-- Begin --

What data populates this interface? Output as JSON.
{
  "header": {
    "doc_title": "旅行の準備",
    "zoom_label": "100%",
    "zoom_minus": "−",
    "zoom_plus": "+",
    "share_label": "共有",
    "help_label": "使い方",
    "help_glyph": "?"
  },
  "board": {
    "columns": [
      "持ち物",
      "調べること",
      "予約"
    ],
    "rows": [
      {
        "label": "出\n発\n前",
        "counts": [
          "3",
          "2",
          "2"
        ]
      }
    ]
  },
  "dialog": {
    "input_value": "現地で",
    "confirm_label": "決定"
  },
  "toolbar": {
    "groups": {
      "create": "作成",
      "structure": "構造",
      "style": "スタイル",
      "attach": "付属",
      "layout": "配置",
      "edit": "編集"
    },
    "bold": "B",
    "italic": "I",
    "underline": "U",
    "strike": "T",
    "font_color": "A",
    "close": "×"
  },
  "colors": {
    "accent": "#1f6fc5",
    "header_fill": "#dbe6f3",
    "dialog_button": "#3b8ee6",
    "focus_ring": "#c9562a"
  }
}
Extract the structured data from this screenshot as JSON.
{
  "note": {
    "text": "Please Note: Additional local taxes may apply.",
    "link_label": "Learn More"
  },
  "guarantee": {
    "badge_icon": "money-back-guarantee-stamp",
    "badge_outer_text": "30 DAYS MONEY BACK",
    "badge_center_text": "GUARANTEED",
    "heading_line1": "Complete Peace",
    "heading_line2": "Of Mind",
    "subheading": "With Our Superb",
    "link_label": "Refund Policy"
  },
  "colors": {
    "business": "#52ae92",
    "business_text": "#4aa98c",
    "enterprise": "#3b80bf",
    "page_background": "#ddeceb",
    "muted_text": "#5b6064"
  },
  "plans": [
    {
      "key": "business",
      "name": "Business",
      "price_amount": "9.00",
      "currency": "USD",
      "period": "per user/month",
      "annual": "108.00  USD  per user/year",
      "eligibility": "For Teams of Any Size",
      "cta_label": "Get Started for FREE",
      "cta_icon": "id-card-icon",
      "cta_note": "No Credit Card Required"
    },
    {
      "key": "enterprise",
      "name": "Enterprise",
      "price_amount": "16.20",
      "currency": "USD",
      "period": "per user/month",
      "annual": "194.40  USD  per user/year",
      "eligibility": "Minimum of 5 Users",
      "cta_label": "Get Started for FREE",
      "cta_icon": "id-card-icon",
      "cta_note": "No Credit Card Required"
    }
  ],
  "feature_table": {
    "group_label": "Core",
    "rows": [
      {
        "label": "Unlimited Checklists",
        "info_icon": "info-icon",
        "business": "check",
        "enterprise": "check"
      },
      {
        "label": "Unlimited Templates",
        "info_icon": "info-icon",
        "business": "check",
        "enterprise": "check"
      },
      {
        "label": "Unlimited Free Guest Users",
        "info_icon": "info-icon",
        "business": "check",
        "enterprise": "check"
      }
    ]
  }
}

-- End --

● Problem
Without leaving anything out, quote all the data.

● The result
What data populates this interface? Output as JSON.
{
  "header": {
    "doc_title": "旅行の準備",
    "zoom_label": "100%",
    "zoom_minus": "−",
    "zoom_plus": "+",
    "share_label": "共有",
    "help_label": "使い方",
    "help_glyph": "?"
  },
  "board": {
    "columns": [
      "持ち物",
      "調べること",
      "予約"
    ],
    "rows": [
      {
        "label": "出\n発\n前",
        "counts": [
          "3",
          "2",
          "2"
        ]
      }
    ]
  },
  "dialog": {
    "input_value": "現地で",
    "confirm_label": "決定"
  },
  "toolbar": {
    "groups": {
      "create": "作成",
      "structure": "構造",
      "style": "スタイル",
      "attach": "付属",
      "layout": "配置",
      "edit": "編集"
    },
    "bold": "B",
    "italic": "I",
    "underline": "U",
    "strike": "T",
    "font_color": "A",
    "close": "×"
  },
  "colors": {
    "accent": "#1f6fc5",
    "header_fill": "#dbe6f3",
    "dialog_button": "#3b8ee6",
    "focus_ring": "#c9562a"
  }
}
Extract the structured data from this screenshot as JSON.
{
  "note": {
    "text": "Please Note: Additional local taxes may apply.",
    "link_label": "Learn More"
  },
  "guarantee": {
    "badge_icon": "money-back-guarantee-stamp",
    "badge_outer_text": "30 DAYS MONEY BACK",
    "badge_center_text": "GUARANTEED",
    "heading_line1": "Complete Peace",
    "heading_line2": "Of Mind",
    "subheading": "With Our Superb",
    "link_label": "Refund Policy"
  },
  "colors": {
    "business": "#52ae92",
    "business_text": "#4aa98c",
    "enterprise": "#3b80bf",
    "page_background": "#ddeceb",
    "muted_text": "#5b6064"
  },
  "plans": [
    {
      "key": "business",
      "name": "Business",
      "price_amount": "9.00",
      "currency": "USD",
      "period": "per user/month",
      "annual": "108.00  USD  per user/year",
      "eligibility": "For Teams of Any Size",
      "cta_label": "Get Started for FREE",
      "cta_icon": "id-card-icon",
      "cta_note": "No Credit Card Required"
    },
    {
      "key": "enterprise",
      "name": "Enterprise",
      "price_amount": "16.20",
      "currency": "USD",
      "period": "per user/month",
      "annual": "194.40  USD  per user/year",
      "eligibility": "Minimum of 5 Users",
      "cta_label": "Get Started for FREE",
      "cta_icon": "id-card-icon",
      "cta_note": "No Credit Card Required"
    }
  ],
  "feature_table": {
    "group_label": "Core",
    "rows": [
      {
        "label": "Unlimited Checklists",
        "info_icon": "info-icon",
        "business": "check",
        "enterprise": "check"
      },
      {
        "label": "Unlimited Templates",
        "info_icon": "info-icon",
        "business": "check",
        "enterprise": "check"
      },
      {
        "label": "Unlimited Free Guest Users",
        "info_icon": "info-icon",
        "business": "check",
        "enterprise": "check"
      }
    ]
  }
}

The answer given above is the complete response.